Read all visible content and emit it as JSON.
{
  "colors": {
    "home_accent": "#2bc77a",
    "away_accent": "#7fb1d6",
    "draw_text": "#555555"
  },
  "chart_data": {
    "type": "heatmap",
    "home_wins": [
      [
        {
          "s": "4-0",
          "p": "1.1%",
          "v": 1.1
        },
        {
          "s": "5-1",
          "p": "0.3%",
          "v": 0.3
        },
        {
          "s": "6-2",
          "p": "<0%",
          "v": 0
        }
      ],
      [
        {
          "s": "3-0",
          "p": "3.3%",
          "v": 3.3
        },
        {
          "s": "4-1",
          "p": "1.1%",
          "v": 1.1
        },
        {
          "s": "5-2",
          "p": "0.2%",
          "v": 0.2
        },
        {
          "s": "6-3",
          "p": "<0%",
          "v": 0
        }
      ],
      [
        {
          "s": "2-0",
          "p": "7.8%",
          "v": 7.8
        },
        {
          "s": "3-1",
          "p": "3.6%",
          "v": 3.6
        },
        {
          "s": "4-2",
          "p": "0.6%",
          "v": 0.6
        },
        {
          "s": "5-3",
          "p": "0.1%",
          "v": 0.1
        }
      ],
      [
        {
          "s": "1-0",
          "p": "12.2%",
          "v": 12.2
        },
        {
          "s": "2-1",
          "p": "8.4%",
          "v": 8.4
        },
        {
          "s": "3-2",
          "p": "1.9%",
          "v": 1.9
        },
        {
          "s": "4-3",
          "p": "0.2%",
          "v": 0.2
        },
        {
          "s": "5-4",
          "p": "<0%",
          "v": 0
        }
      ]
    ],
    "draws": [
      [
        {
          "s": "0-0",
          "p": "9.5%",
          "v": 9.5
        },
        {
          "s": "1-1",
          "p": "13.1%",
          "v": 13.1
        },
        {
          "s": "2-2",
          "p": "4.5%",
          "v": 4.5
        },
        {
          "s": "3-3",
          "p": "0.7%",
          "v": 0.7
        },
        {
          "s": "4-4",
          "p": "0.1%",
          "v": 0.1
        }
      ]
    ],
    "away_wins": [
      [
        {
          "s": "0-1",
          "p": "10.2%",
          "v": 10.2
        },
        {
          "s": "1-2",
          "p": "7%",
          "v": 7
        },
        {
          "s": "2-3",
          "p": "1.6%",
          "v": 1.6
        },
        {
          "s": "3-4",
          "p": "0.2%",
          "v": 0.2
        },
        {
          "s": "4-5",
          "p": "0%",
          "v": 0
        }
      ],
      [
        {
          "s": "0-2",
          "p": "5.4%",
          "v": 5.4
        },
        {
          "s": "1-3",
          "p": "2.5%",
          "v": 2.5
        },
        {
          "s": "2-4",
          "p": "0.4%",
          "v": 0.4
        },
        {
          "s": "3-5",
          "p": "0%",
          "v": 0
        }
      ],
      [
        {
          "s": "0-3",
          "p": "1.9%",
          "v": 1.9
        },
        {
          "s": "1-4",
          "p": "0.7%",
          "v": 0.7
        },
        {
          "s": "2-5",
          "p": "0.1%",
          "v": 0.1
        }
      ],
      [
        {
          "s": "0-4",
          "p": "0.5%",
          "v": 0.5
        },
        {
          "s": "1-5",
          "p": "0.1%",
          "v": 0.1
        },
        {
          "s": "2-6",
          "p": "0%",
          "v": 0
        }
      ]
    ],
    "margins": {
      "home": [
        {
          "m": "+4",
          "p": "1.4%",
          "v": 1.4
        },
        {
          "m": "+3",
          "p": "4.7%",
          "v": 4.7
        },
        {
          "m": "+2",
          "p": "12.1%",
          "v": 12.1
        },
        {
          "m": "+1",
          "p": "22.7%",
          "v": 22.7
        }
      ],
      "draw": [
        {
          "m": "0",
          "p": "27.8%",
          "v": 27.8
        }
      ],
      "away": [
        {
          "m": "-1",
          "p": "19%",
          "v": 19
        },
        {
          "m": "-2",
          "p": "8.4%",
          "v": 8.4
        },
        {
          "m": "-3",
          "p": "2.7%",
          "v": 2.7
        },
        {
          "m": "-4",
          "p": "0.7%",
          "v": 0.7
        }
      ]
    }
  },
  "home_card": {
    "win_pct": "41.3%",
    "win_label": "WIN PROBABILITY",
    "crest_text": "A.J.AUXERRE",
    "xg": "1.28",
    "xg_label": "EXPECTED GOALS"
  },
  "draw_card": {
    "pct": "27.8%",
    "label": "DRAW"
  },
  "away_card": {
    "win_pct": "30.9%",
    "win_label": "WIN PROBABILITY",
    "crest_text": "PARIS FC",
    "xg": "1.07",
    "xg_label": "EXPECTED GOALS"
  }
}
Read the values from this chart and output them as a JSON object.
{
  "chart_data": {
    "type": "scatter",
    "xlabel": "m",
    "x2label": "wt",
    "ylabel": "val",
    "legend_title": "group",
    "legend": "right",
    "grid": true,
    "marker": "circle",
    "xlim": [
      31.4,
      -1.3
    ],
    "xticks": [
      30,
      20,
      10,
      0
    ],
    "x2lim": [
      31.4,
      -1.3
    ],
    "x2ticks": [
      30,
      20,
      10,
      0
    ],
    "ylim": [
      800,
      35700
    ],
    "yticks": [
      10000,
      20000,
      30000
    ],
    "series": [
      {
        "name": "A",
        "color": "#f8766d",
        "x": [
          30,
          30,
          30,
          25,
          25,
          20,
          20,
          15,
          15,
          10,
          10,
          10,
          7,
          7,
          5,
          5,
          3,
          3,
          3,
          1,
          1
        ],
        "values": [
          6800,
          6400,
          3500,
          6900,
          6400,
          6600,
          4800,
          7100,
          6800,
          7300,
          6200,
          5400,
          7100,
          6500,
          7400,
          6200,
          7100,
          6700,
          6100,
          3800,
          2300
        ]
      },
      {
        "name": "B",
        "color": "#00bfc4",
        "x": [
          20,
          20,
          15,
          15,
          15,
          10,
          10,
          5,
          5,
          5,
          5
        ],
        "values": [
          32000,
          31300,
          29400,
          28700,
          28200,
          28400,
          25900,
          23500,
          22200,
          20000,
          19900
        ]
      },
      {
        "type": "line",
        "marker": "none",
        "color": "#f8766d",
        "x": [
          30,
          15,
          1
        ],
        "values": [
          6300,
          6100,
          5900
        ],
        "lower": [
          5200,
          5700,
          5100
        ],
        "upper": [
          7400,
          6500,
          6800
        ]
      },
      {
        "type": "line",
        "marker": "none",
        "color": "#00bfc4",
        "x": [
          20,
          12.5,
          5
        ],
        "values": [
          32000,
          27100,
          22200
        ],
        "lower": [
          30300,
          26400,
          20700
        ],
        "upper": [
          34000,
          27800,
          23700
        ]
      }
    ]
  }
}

# YOUR INSTRUCTIONS:
Produce an exact copy of all the records.

# COMPLETE OUTPUT:
Read all visible content and emit it as JSON.
{
  "colors": {
    "home_accent": "#2bc77a",
    "away_accent": "#7fb1d6",
    "draw_text": "#555555"
  },
  "chart_data": {
    "type": "heatmap",
    "home_wins": [
      [
        {
          "s": "4-0",
          "p": "1.1%",
          "v": 1.1
        },
        {
          "s": "5-1",
          "p": "0.3%",
          "v": 0.3
        },
        {
          "s": "6-2",
          "p": "<0%",
          "v": 0
        }
      ],
      [
        {
          "s": "3-0",
          "p": "3.3%",
          "v": 3.3
        },
        {
          "s": "4-1",
          "p": "1.1%",
          "v": 1.1
        },
        {
          "s": "5-2",
          "p": "0.2%",
          "v": 0.2
        },
        {
          "s": "6-3",
          "p": "<0%",
          "v": 0
        }
      ],
      [
        {
          "s": "2-0",
          "p": "7.8%",
          "v": 7.8
        },
        {
          "s": "3-1",
          "p": "3.6%",
          "v": 3.6
        },
        {
          "s": "4-2",
          "p": "0.6%",
          "v": 0.6
        },
        {
          "s": "5-3",
          "p": "0.1%",
          "v": 0.1
        }
      ],
      [
        {
          "s": "1-0",
          "p": "12.2%",
          "v": 12.2
        },
        {
          "s": "2-1",
          "p": "8.4%",
          "v": 8.4
        },
        {
          "s": "3-2",
          "p": "1.9%",
          "v": 1.9
        },
        {
          "s": "4-3",
          "p": "0.2%",
          "v": 0.2
        },
        {
          "s": "5-4",
          "p": "<0%",
          "v": 0
        }
      ]
    ],
    "draws": [
      [
        {
          "s": "0-0",
          "p": "9.5%",
          "v": 9.5
        },
        {
          "s": "1-1",
          "p": "13.1%",
          "v": 13.1
        },
        {
          "s": "2-2",
          "p": "4.5%",
          "v": 4.5
        },
        {
          "s": "3-3",
          "p": "0.7%",
          "v": 0.7
        },
        {
          "s": "4-4",
          "p": "0.1%",
          "v": 0.1
        }
      ]
    ],
    "away_wins": [
      [
        {
          "s": "0-1",
          "p": "10.2%",
          "v": 10.2
        },
        {
          "s": "1-2",
          "p": "7%",
          "v": 7
        },
        {
          "s": "2-3",
          "p": "1.6%",
          "v": 1.6
        },
        {
          "s": "3-4",
          "p": "0.2%",
          "v": 0.2
        },
        {
          "s": "4-5",
          "p": "0%",
          "v": 0
        }
      ],
      [
        {
          "s": "0-2",
          "p": "5.4%",
          "v": 5.4
        },
        {
          "s": "1-3",
          "p": "2.5%",
          "v": 2.5
        },
        {
          "s": "2-4",
          "p": "0.4%",
          "v": 0.4
        },
        {
          "s": "3-5",
          "p": "0%",
          "v": 0
        }
      ],
      [
        {
          "s": "0-3",
          "p": "1.9%",
          "v": 1.9
        },
        {
          "s": "1-4",
          "p": "0.7%",
          "v": 0.7
        },
        {
          "s": "2-5",
          "p": "0.1%",
          "v": 0.1
        }
      ],
      [
        {
          "s": "0-4",
          "p": "0.5%",
          "v": 0.5
        },
        {
          "s": "1-5",
          "p": "0.1%",
          "v": 0.1
        },
        {
          "s": "2-6",
          "p": "0%",
          "v": 0
        }
      ]
    ],
    "margins": {
      "home": [
        {
          "m": "+4",
          "p": "1.4%",
          "v": 1.4
        },
        {
          "m": "+3",
          "p": "4.7%",
          "v": 4.7
        },
        {
          "m": "+2",
          "p": "12.1%",
          "v": 12.1
        },
        {
          "m": "+1",
          "p": "22.7%",
          "v": 22.7
        }
      ],
      "draw": [
        {
          "m": "0",
          "p": "27.8%",
          "v": 27.8
        }
      ],
      "away": [
        {
          "m": "-1",
          "p": "19%",
          "v": 19
        },
        {
          "m": "-2",
          "p": "8.4%",
          "v": 8.4
        },
        {
          "m": "-3",
          "p": "2.7%",
          "v": 2.7
        },
        {
          "m": "-4",
          "p": "0.7%",
          "v": 0.7
        }
      ]
    }
  },
  "home_card": {
    "win_pct": "41.3%",
    "win_label": "WIN PROBABILITY",
    "crest_text": "A.J.AUXERRE",
    "xg": "1.28",
    "xg_label": "EXPECTED GOALS"
  },
  "draw_card": {
    "pct": "27.8%",
    "label": "DRAW"
  },
  "away_card": {
    "win_pct": "30.9%",
    "win_label": "WIN PROBABILITY",
    "crest_text": "PARIS FC",
    "xg": "1.07",
    "xg_label": "EXPECTED GOALS"
  }
}
Read the values from this chart and output them as a JSON object.
{
  "chart_data": {
    "type": "scatter",
    "xlabel": "m",
    "x2label": "wt",
    "ylabel": "val",
    "legend_title": "group",
    "legend": "right",
    "grid": true,
    "marker": "circle",
    "xlim": [
      31.4,
      -1.3
    ],
    "xticks": [
      30,
      20,
      10,
      0
    ],
    "x2lim": [
      31.4,
      -1.3
    ],
    "x2ticks": [
      30,
      20,
      10,
      0
    ],
    "ylim": [
      800,
      35700
    ],
    "yticks": [
      10000,
      20000,
      30000
    ],
    "series": [
      {
        "name": "A",
        "color": "#f8766d",
        "x": [
          30,
          30,
          30,
          25,
          25,
          20,
          20,
          15,
          15,
          10,
          10,
          10,
          7,
          7,
          5,
          5,
          3,
          3,
          3,
          1,
          1
        ],
        "values": [
          6800,
          6400,
          3500,
          6900,
          6400,
          6600,
          4800,
          7100,
          6800,
          7300,
          6200,
          5400,
          7100,
          6500,
          7400,
          6200,
          7100,
          6700,
          6100,
          3800,
          2300
        ]
      },
      {
        "name": "B",
        "color": "#00bfc4",
        "x": [
          20,
          20,
          15,
          15,
          15,
          10,
          10,
          5,
          5,
          5,
          5
        ],
        "values": [
          32000,
          31300,
          29400,
          28700,
          28200,
          28400,
          25900,
          23500,
          22200,
          20000,
          19900
        ]
      },
      {
        "type": "line",
        "marker": "none",
        "color": "#f8766d",
        "x": [
          30,
          15,
          1
        ],
        "values": [
          6300,
          6100,
          5900
        ],
        "lower": [
          5200,
          5700,
          5100
        ],
        "upper": [
          7400,
          6500,
          6800
        ]
      },
      {
        "type": "line",
        "marker": "none",
        "color": "#00bfc4",
        "x": [
          20,
          12.5,
          5
        ],
        "values": [
          32000,
          27100,
          22200
        ],
        "lower": [
          30300,
          26400,
          20700
        ],
        "upper": [
          34000,
          27800,
          23700
        ]
      }
    ]
  }
}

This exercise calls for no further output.